• **DIRECTIONS**: Transcribe the material in full, exactly as written.

• **EXERCISE INPUT**:

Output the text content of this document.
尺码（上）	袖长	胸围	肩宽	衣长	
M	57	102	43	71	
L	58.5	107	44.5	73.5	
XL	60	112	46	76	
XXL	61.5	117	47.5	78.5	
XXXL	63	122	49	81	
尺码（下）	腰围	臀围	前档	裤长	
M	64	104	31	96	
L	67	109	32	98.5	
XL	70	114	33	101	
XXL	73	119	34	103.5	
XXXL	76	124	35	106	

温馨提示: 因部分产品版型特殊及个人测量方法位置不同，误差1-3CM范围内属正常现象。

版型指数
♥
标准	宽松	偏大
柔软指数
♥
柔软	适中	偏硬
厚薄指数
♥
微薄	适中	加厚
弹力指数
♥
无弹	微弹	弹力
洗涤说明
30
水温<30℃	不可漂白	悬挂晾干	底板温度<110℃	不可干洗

• **THE COMPLETED TASK**:
Output the text content of this document.
尺码（上）	袖长	胸围	肩宽	衣长	
M	57	102	43	71	
L	58.5	107	44.5	73.5	
XL	60	112	46	76	
XXL	61.5	117	47.5	78.5	
XXXL	63	122	49	81	
尺码（下）	腰围	臀围	前档	裤长	
M	64	104	31	96	
L	67	109	32	98.5	
XL	70	114	33	101	
XXL	73	119	34	103.5	
XXXL	76	124	35	106	

温馨提示: 因部分产品版型特殊及个人测量方法位置不同，误差1-3CM范围内属正常现象。

版型指数
♥
标准	宽松	偏大
柔软指数
♥
柔软	适中	偏硬
厚薄指数
♥
微薄	适中	加厚
弹力指数
♥
无弹	微弹	弹力
洗涤说明
30
水温<30℃	不可漂白	悬挂晾干	底板温度<110℃	不可干洗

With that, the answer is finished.